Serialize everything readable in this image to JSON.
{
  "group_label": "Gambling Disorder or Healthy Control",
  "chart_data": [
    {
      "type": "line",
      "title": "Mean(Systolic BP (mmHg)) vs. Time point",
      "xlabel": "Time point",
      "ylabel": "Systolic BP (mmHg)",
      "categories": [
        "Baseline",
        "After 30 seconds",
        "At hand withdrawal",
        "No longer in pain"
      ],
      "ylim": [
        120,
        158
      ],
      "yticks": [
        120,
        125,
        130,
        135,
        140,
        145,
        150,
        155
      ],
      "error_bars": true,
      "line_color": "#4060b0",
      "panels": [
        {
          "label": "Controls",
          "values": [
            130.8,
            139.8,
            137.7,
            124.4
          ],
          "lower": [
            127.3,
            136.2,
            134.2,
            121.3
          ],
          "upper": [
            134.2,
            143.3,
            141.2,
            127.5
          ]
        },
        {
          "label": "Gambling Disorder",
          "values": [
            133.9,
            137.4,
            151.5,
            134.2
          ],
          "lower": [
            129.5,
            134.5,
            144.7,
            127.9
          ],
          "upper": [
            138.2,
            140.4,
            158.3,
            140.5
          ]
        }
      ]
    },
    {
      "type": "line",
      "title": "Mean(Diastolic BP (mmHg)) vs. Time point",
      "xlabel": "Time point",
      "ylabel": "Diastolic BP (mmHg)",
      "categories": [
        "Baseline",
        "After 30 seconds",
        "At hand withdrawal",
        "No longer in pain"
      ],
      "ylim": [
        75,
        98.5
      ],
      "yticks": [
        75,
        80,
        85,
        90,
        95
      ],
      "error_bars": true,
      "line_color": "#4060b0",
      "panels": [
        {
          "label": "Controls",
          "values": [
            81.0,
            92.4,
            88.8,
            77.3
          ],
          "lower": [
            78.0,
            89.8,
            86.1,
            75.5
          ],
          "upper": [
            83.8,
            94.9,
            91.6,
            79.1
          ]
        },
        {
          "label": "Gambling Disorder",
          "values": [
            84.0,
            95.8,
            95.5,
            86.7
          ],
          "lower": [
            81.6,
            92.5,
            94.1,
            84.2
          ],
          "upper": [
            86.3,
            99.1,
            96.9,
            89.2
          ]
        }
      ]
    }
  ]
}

++++++++++

Given request: Copy all lines in the listing above where the string "Systolic" appears.

Solution for this task:
      "title": "Mean(Systolic BP (mmHg)) vs. Time point",
      "ylabel": "Systolic BP (mmHg)",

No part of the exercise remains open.